▶ [Data provided]
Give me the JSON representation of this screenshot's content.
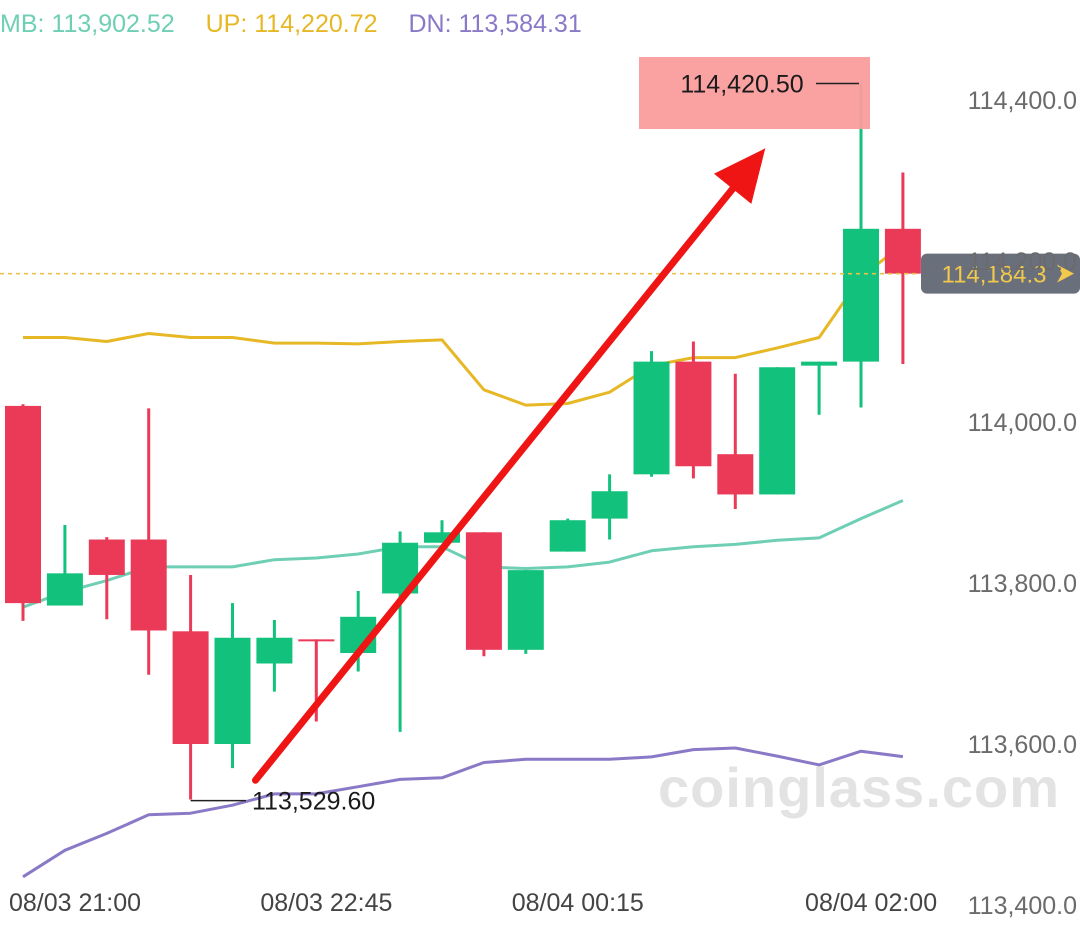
{
  "legend": {
    "mb_text": "MB: 113,902.52",
    "up_text": "UP: 114,220.72",
    "dn_text": "DN: 113,584.31",
    "mb_color": "#6fcfb4",
    "up_color": "#e7b826",
    "dn_color": "#8a79c7"
  },
  "watermark": "coinglass.com",
  "colors": {
    "up_candle": "#12c27c",
    "down_candle": "#ea3a57",
    "arrow": "#f01515",
    "high_box": "#fa9c9c",
    "price_tag_bg": "#6a6f7c",
    "price_tag_text": "#f2c94c",
    "axis_text": "#6b6b6b"
  },
  "chart_data": {
    "type": "candlestick",
    "ylim": [
      113400,
      114450
    ],
    "y_ticks": [
      {
        "value": 114400,
        "label": "114,400.0"
      },
      {
        "value": 114200,
        "label": "114,200.0"
      },
      {
        "value": 114000,
        "label": "114,000.0"
      },
      {
        "value": 113800,
        "label": "113,800.0"
      },
      {
        "value": 113600,
        "label": "113,600.0"
      },
      {
        "value": 113400,
        "label": "113,400.0"
      }
    ],
    "x_ticks": [
      {
        "index": 0,
        "label": "08/03 21:00"
      },
      {
        "index": 6,
        "label": "08/03 22:45"
      },
      {
        "index": 12,
        "label": "08/04 00:15"
      },
      {
        "index": 19,
        "label": "08/04 02:00"
      }
    ],
    "candles": [
      {
        "o": 114020,
        "h": 114022,
        "c": 113775,
        "l": 113753
      },
      {
        "o": 113772,
        "h": 113872,
        "c": 113812,
        "l": 113772
      },
      {
        "o": 113854,
        "h": 113857,
        "c": 113810,
        "l": 113755
      },
      {
        "o": 113854,
        "h": 114017,
        "c": 113741,
        "l": 113686
      },
      {
        "o": 113740,
        "h": 113810,
        "c": 113600,
        "l": 113531
      },
      {
        "o": 113600,
        "h": 113775,
        "c": 113732,
        "l": 113570
      },
      {
        "o": 113700,
        "h": 113754,
        "c": 113732,
        "l": 113665
      },
      {
        "o": 113730,
        "h": 113730,
        "c": 113728,
        "l": 113628
      },
      {
        "o": 113713,
        "h": 113790,
        "c": 113758,
        "l": 113690
      },
      {
        "o": 113787,
        "h": 113864,
        "c": 113850,
        "l": 113615
      },
      {
        "o": 113850,
        "h": 113878,
        "c": 113863,
        "l": 113850
      },
      {
        "o": 113863,
        "h": 113863,
        "c": 113717,
        "l": 113709
      },
      {
        "o": 113717,
        "h": 113816,
        "c": 113816,
        "l": 113712
      },
      {
        "o": 113839,
        "h": 113880,
        "c": 113878,
        "l": 113839
      },
      {
        "o": 113880,
        "h": 113935,
        "c": 113914,
        "l": 113854
      },
      {
        "o": 113935,
        "h": 114088,
        "c": 114075,
        "l": 113932
      },
      {
        "o": 114075,
        "h": 114100,
        "c": 113945,
        "l": 113930
      },
      {
        "o": 113960,
        "h": 114060,
        "c": 113910,
        "l": 113892
      },
      {
        "o": 113910,
        "h": 114068,
        "c": 114068,
        "l": 113910
      },
      {
        "o": 114070,
        "h": 114075,
        "c": 114075,
        "l": 114009
      },
      {
        "o": 114075,
        "h": 114420.5,
        "c": 114240,
        "l": 114018
      },
      {
        "o": 114240,
        "h": 114310,
        "c": 114184.3,
        "l": 114072
      }
    ],
    "series": [
      {
        "name": "UP",
        "values": [
          114105,
          114105,
          114100,
          114110,
          114105,
          114105,
          114098,
          114098,
          114097,
          114100,
          114102,
          114040,
          114021,
          114023,
          114037,
          114070,
          114080,
          114080,
          114092,
          114105,
          114180,
          114220.72
        ]
      },
      {
        "name": "MB",
        "values": [
          113770,
          113789,
          113803,
          113820,
          113820,
          113820,
          113829,
          113831,
          113836,
          113845,
          113845,
          113820,
          113818,
          113820,
          113826,
          113840,
          113845,
          113848,
          113853,
          113856,
          113880,
          113902.52
        ]
      },
      {
        "name": "DN",
        "values": [
          113435,
          113468,
          113489,
          113512,
          113514,
          113524,
          113538,
          113538,
          113547,
          113556,
          113558,
          113577,
          113581,
          113581,
          113581,
          113584,
          113593,
          113595,
          113585,
          113574,
          113591,
          113584.31
        ]
      }
    ],
    "high_marker": {
      "index": 20,
      "value": 114420.5,
      "label": "114,420.50"
    },
    "low_marker": {
      "index": 4,
      "value": 113529.6,
      "label": "113,529.60"
    },
    "current_price": {
      "value": 114184.3,
      "label": "114,184.3"
    },
    "arrow": {
      "from": {
        "index": 5,
        "value": 113555
      },
      "to": {
        "index": 17,
        "value": 114340
      }
    }
  }
}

▶ [Task description] Write out every record above exactly as it stands, but leave out the pictures.

▶ [Exercise response]
Give me the JSON representation of this screenshot's content.
{
  "legend": {
    "mb_text": "MB: 113,902.52",
    "up_text": "UP: 114,220.72",
    "dn_text": "DN: 113,584.31",
    "mb_color": "#6fcfb4",
    "up_color": "#e7b826",
    "dn_color": "#8a79c7"
  },
  "watermark": "coinglass.com",
  "colors": {
    "up_candle": "#12c27c",
    "down_candle": "#ea3a57",
    "arrow": "#f01515",
    "high_box": "#fa9c9c",
    "price_tag_bg": "#6a6f7c",
    "price_tag_text": "#f2c94c",
    "axis_text": "#6b6b6b"
  },
  "chart_data": {
    "type": "candlestick",
    "ylim": [
      113400,
      114450
    ],
    "y_ticks": [
      {
        "value": 114400,
        "label": "114,400.0"
      },
      {
        "value": 114200,
        "label": "114,200.0"
      },
      {
        "value": 114000,
        "label": "114,000.0"
      },
      {
        "value": 113800,
        "label": "113,800.0"
      },
      {
        "value": 113600,
        "label": "113,600.0"
      },
      {
        "value": 113400,
        "label": "113,400.0"
      }
    ],
    "x_ticks": [
      {
        "index": 0,
        "label": "08/03 21:00"
      },
      {
        "index": 6,
        "label": "08/03 22:45"
      },
      {
        "index": 12,
        "label": "08/04 00:15"
      },
      {
        "index": 19,
        "label": "08/04 02:00"
      }
    ],
    "candles": [
      {
        "o": 114020,
        "h": 114022,
        "c": 113775,
        "l": 113753
      },
      {
        "o": 113772,
        "h": 113872,
        "c": 113812,
        "l": 113772
      },
      {
        "o": 113854,
        "h": 113857,
        "c": 113810,
        "l": 113755
      },
      {
        "o": 113854,
        "h": 114017,
        "c": 113741,
        "l": 113686
      },
      {
        "o": 113740,
        "h": 113810,
        "c": 113600,
        "l": 113531
      },
      {
        "o": 113600,
        "h": 113775,
        "c": 113732,
        "l": 113570
      },
      {
        "o": 113700,
        "h": 113754,
        "c": 113732,
        "l": 113665
      },
      {
        "o": 113730,
        "h": 113730,
        "c": 113728,
        "l": 113628
      },
      {
        "o": 113713,
        "h": 113790,
        "c": 113758,
        "l": 113690
      },
      {
        "o": 113787,
        "h": 113864,
        "c": 113850,
        "l": 113615
      },
      {
        "o": 113850,
        "h": 113878,
        "c": 113863,
        "l": 113850
      },
      {
        "o": 113863,
        "h": 113863,
        "c": 113717,
        "l": 113709
      },
      {
        "o": 113717,
        "h": 113816,
        "c": 113816,
        "l": 113712
      },
      {
        "o": 113839,
        "h": 113880,
        "c": 113878,
        "l": 113839
      },
      {
        "o": 113880,
        "h": 113935,
        "c": 113914,
        "l": 113854
      },
      {
        "o": 113935,
        "h": 114088,
        "c": 114075,
        "l": 113932
      },
      {
        "o": 114075,
        "h": 114100,
        "c": 113945,
        "l": 113930
      },
      {
        "o": 113960,
        "h": 114060,
        "c": 113910,
        "l": 113892
      },
      {
        "o": 113910,
        "h": 114068,
        "c": 114068,
        "l": 113910
      },
      {
        "o": 114070,
        "h": 114075,
        "c": 114075,
        "l": 114009
      },
      {
        "o": 114075,
        "h": 114420.5,
        "c": 114240,
        "l": 114018
      },
      {
        "o": 114240,
        "h": 114310,
        "c": 114184.3,
        "l": 114072
      }
    ],
    "series": [
      {
        "name": "UP",
        "values": [
          114105,
          114105,
          114100,
          114110,
          114105,
          114105,
          114098,
          114098,
          114097,
          114100,
          114102,
          114040,
          114021,
          114023,
          114037,
          114070,
          114080,
          114080,
          114092,
          114105,
          114180,
          114220.72
        ]
      },
      {
        "name": "MB",
        "values": [
          113770,
          113789,
          113803,
          113820,
          113820,
          113820,
          113829,
          113831,
          113836,
          113845,
          113845,
          113820,
          113818,
          113820,
          113826,
          113840,
          113845,
          113848,
          113853,
          113856,
          113880,
          113902.52
        ]
      },
      {
        "name": "DN",
        "values": [
          113435,
          113468,
          113489,
          113512,
          113514,
          113524,
          113538,
          113538,
          113547,
          113556,
          113558,
          113577,
          113581,
          113581,
          113581,
          113584,
          113593,
          113595,
          113585,
          113574,
          113591,
          113584.31
        ]
      }
    ],
    "high_marker": {
      "index": 20,
      "value": 114420.5,
      "label": "114,420.50"
    },
    "low_marker": {
      "index": 4,
      "value": 113529.6,
      "label": "113,529.60"
    },
    "current_price": {
      "value": 114184.3,
      "label": "114,184.3"
    },
    "arrow": {
      "from": {
        "index": 5,
        "value": 113555
      },
      "to": {
        "index": 17,
        "value": 114340
      }
    }
  }
}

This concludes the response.